Aim> Only the lines starting at the one that contains "Extract all readable text from this page." and running to the end should be repeated, exactly as written.

Exercise material>
>>>>>

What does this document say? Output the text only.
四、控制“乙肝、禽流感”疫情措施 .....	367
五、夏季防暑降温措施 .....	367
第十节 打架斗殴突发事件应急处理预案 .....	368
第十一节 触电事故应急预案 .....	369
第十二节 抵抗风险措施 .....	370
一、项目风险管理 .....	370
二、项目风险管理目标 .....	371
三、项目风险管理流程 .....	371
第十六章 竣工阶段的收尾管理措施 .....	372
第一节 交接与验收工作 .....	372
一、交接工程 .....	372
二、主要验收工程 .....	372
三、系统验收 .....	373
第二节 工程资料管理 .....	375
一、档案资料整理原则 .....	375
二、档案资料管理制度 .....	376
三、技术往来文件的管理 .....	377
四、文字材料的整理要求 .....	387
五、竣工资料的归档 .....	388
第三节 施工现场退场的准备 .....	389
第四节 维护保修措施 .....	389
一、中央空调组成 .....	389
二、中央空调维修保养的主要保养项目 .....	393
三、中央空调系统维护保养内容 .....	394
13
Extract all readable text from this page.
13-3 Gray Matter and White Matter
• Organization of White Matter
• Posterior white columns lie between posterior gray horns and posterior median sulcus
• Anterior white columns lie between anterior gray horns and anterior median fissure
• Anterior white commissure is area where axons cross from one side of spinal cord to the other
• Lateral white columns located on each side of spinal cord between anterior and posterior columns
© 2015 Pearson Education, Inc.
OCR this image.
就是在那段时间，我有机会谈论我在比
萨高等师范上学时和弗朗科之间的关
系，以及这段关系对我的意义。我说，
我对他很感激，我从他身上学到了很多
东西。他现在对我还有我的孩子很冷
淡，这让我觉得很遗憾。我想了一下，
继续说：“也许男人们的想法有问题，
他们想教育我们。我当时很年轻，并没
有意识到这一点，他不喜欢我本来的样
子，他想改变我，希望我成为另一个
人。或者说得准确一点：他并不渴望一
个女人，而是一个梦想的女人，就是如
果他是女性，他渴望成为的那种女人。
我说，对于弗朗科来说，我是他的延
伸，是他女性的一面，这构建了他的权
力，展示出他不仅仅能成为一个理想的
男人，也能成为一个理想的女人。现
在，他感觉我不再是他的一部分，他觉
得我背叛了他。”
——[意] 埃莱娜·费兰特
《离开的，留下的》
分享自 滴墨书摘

<<<<<

Exercise response>
Extract all readable text from this page.
13-3 Gray Matter and White Matter
• Organization of White Matter
• Posterior white columns lie between posterior gray horns and posterior median sulcus
• Anterior white columns lie between anterior gray horns and anterior median fissure
• Anterior white commissure is area where axons cross from one side of spinal cord to the other
• Lateral white columns located on each side of spinal cord between anterior and posterior columns
© 2015 Pearson Education, Inc.
OCR this image.
就是在那段时间，我有机会谈论我在比
萨高等师范上学时和弗朗科之间的关
系，以及这段关系对我的意义。我说，
我对他很感激，我从他身上学到了很多
东西。他现在对我还有我的孩子很冷
淡，这让我觉得很遗憾。我想了一下，
继续说：“也许男人们的想法有问题，
他们想教育我们。我当时很年轻，并没
有意识到这一点，他不喜欢我本来的样
子，他想改变我，希望我成为另一个
人。或者说得准确一点：他并不渴望一
个女人，而是一个梦想的女人，就是如
果他是女性，他渴望成为的那种女人。
我说，对于弗朗科来说，我是他的延
伸，是他女性的一面，这构建了他的权
力，展示出他不仅仅能成为一个理想的
男人，也能成为一个理想的女人。现
在，他感觉我不再是他的一部分，他觉
得我背叛了他。”
——[意] 埃莱娜·费兰特
《离开的，留下的》
分享自 滴墨书摘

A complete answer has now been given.